*ENTRIES SHOWN*.
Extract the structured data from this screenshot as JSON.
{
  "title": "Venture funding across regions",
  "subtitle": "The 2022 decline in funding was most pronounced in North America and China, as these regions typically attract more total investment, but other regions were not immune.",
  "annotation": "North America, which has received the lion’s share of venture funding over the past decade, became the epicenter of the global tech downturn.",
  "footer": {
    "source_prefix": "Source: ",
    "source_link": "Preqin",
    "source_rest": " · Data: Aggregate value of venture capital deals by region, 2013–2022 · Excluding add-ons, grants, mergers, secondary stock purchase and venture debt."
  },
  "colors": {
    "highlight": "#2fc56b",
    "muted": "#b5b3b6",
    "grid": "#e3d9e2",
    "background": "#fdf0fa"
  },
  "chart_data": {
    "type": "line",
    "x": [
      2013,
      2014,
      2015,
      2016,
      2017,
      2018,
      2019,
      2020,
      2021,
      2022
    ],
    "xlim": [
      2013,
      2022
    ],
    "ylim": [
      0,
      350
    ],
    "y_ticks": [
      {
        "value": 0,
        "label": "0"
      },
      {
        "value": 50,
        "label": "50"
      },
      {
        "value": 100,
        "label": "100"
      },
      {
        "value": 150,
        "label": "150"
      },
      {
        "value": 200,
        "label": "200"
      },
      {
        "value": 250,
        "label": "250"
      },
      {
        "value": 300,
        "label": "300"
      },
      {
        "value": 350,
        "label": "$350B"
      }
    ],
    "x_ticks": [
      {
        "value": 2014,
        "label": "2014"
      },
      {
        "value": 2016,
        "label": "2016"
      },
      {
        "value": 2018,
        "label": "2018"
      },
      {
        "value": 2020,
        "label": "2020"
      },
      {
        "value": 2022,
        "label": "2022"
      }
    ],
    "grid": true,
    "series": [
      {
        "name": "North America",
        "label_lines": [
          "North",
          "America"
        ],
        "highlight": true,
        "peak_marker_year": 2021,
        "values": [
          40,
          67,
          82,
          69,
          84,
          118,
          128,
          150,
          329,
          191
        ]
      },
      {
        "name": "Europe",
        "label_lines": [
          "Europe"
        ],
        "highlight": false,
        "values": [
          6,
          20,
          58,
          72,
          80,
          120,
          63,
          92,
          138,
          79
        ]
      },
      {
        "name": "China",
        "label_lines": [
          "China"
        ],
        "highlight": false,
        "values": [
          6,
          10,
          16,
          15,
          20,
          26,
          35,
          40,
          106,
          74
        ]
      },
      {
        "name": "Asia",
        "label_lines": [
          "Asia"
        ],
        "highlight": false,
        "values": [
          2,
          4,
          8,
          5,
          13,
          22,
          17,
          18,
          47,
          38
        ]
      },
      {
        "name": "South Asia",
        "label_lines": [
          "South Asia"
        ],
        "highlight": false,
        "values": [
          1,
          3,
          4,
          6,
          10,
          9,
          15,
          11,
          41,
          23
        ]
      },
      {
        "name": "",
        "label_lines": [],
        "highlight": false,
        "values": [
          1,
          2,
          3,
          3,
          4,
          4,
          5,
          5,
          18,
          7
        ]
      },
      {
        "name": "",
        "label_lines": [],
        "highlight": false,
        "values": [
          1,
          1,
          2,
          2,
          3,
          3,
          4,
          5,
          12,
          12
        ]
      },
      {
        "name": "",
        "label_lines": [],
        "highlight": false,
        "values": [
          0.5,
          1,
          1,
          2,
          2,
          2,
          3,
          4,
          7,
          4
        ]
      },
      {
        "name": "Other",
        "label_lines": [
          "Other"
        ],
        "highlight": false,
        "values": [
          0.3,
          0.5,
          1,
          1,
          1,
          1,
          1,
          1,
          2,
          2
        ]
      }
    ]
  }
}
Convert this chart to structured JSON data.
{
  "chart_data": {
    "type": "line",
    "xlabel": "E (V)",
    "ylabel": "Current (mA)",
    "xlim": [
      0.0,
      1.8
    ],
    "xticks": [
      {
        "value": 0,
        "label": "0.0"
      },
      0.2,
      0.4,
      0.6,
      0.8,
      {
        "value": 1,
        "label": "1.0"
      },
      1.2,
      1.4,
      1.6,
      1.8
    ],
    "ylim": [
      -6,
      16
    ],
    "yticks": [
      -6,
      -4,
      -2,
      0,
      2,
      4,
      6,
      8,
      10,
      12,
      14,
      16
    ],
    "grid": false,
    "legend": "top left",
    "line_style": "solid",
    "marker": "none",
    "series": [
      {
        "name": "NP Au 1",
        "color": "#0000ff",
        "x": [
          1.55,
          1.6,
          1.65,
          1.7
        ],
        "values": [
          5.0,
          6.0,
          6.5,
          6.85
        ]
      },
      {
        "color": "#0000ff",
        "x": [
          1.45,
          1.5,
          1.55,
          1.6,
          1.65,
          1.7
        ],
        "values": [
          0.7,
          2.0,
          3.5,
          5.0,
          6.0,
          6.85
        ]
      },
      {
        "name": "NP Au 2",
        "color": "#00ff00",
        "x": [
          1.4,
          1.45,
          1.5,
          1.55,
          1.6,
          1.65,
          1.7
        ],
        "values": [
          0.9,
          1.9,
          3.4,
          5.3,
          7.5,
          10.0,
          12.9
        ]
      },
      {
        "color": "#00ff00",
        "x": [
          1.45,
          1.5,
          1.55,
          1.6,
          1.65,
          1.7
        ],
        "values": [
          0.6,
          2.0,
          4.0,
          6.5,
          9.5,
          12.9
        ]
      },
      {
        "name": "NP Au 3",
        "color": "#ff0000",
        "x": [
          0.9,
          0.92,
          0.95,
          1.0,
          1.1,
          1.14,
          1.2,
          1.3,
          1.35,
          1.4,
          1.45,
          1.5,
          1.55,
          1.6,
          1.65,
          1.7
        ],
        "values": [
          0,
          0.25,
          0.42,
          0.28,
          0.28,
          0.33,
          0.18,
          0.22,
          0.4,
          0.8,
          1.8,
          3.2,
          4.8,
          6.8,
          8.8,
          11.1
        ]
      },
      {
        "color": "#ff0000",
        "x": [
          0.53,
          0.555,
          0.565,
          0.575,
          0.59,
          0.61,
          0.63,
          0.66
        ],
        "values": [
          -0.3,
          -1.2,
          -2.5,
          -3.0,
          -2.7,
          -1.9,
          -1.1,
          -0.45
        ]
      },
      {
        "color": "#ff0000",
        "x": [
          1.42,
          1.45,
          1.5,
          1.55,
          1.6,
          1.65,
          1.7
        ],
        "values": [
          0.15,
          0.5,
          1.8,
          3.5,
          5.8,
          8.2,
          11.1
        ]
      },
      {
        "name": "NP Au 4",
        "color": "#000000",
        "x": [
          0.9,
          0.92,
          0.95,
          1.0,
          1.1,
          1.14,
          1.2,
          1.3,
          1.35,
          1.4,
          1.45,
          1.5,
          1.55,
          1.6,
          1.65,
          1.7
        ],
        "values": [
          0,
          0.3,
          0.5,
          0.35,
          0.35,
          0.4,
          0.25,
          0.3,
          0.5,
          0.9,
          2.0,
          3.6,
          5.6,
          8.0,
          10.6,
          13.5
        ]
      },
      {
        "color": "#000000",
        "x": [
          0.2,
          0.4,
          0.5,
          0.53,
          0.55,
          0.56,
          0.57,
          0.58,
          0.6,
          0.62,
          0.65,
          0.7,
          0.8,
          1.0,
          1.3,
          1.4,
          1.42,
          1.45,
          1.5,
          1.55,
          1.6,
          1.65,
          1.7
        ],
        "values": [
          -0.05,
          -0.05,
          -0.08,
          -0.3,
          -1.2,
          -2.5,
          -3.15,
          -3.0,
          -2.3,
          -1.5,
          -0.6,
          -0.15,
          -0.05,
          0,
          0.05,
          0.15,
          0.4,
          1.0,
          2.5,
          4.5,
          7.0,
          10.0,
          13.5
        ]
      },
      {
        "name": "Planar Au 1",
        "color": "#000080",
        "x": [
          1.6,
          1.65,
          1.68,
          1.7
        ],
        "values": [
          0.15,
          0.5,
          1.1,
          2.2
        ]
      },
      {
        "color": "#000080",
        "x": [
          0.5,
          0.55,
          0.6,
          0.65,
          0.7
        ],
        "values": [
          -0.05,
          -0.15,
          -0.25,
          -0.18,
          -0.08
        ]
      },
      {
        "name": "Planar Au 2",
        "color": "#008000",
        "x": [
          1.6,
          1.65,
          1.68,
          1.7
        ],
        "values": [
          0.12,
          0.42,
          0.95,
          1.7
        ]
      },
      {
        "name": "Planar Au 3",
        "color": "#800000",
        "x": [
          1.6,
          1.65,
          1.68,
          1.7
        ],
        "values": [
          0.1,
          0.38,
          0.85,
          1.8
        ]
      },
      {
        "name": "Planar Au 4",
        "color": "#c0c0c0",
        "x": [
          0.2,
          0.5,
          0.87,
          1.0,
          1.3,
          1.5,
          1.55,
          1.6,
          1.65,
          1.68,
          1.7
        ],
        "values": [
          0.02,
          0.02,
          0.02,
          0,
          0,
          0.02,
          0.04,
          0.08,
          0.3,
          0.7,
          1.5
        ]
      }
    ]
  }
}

*EXERCISE GOAL*. In the material above, find each line that contains the word "Asia", and select it.

*EXERCISE RESPONSE*.
        "name": "Asia",
          "Asia"
        "name": "South Asia",
          "South Asia"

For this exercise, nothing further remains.